■ Task goal: Set down every record once more, exactly as given.

■ Material for this exercise:
================
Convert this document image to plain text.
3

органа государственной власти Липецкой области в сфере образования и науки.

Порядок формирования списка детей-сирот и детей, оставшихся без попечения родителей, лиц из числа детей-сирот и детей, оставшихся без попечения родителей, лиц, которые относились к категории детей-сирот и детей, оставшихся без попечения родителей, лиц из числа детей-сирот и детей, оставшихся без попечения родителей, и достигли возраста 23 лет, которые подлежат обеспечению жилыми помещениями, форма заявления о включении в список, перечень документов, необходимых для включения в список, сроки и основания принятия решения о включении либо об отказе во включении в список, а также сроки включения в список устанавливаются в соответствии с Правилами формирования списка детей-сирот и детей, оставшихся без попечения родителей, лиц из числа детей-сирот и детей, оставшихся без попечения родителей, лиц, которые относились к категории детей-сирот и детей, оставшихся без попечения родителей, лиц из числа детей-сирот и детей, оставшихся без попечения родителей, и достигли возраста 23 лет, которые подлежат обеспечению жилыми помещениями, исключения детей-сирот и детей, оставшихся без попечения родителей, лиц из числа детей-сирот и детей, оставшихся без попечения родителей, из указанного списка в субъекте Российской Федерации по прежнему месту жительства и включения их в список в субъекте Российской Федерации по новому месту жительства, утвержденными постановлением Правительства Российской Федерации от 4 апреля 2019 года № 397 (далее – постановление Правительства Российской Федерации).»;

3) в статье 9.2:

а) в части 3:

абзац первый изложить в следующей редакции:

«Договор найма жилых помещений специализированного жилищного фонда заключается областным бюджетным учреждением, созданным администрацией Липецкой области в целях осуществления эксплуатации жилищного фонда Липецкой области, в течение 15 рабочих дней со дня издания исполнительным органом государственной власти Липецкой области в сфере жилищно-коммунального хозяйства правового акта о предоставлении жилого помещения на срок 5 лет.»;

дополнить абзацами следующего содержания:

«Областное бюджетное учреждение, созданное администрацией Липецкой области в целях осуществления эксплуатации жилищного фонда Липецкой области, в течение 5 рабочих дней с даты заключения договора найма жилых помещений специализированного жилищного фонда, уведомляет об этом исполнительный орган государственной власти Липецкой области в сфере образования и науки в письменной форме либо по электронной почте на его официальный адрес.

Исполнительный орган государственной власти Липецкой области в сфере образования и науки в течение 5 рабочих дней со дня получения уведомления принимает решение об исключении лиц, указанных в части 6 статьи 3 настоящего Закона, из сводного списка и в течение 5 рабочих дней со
================
■ Answer:
Convert this document image to plain text.
3

органа государственной власти Липецкой области в сфере образования и науки.

Порядок формирования списка детей-сирот и детей, оставшихся без попечения родителей, лиц из числа детей-сирот и детей, оставшихся без попечения родителей, лиц, которые относились к категории детей-сирот и детей, оставшихся без попечения родителей, лиц из числа детей-сирот и детей, оставшихся без попечения родителей, и достигли возраста 23 лет, которые подлежат обеспечению жилыми помещениями, форма заявления о включении в список, перечень документов, необходимых для включения в список, сроки и основания принятия решения о включении либо об отказе во включении в список, а также сроки включения в список устанавливаются в соответствии с Правилами формирования списка детей-сирот и детей, оставшихся без попечения родителей, лиц из числа детей-сирот и детей, оставшихся без попечения родителей, лиц, которые относились к категории детей-сирот и детей, оставшихся без попечения родителей, лиц из числа детей-сирот и детей, оставшихся без попечения родителей, и достигли возраста 23 лет, которые подлежат обеспечению жилыми помещениями, исключения детей-сирот и детей, оставшихся без попечения родителей, лиц из числа детей-сирот и детей, оставшихся без попечения родителей, из указанного списка в субъекте Российской Федерации по прежнему месту жительства и включения их в список в субъекте Российской Федерации по новому месту жительства, утвержденными постановлением Правительства Российской Федерации от 4 апреля 2019 года № 397 (далее – постановление Правительства Российской Федерации).»;

3) в статье 9.2:

а) в части 3:

абзац первый изложить в следующей редакции:

«Договор найма жилых помещений специализированного жилищного фонда заключается областным бюджетным учреждением, созданным администрацией Липецкой области в целях осуществления эксплуатации жилищного фонда Липецкой области, в течение 15 рабочих дней со дня издания исполнительным органом государственной власти Липецкой области в сфере жилищно-коммунального хозяйства правового акта о предоставлении жилого помещения на срок 5 лет.»;

дополнить абзацами следующего содержания:

«Областное бюджетное учреждение, созданное администрацией Липецкой области в целях осуществления эксплуатации жилищного фонда Липецкой области, в течение 5 рабочих дней с даты заключения договора найма жилых помещений специализированного жилищного фонда, уведомляет об этом исполнительный орган государственной власти Липецкой области в сфере образования и науки в письменной форме либо по электронной почте на его официальный адрес.

Исполнительный орган государственной власти Липецкой области в сфере образования и науки в течение 5 рабочих дней со дня получения уведомления принимает решение об исключении лиц, указанных в части 6 статьи 3 настоящего Закона, из сводного списка и в течение 5 рабочих дней со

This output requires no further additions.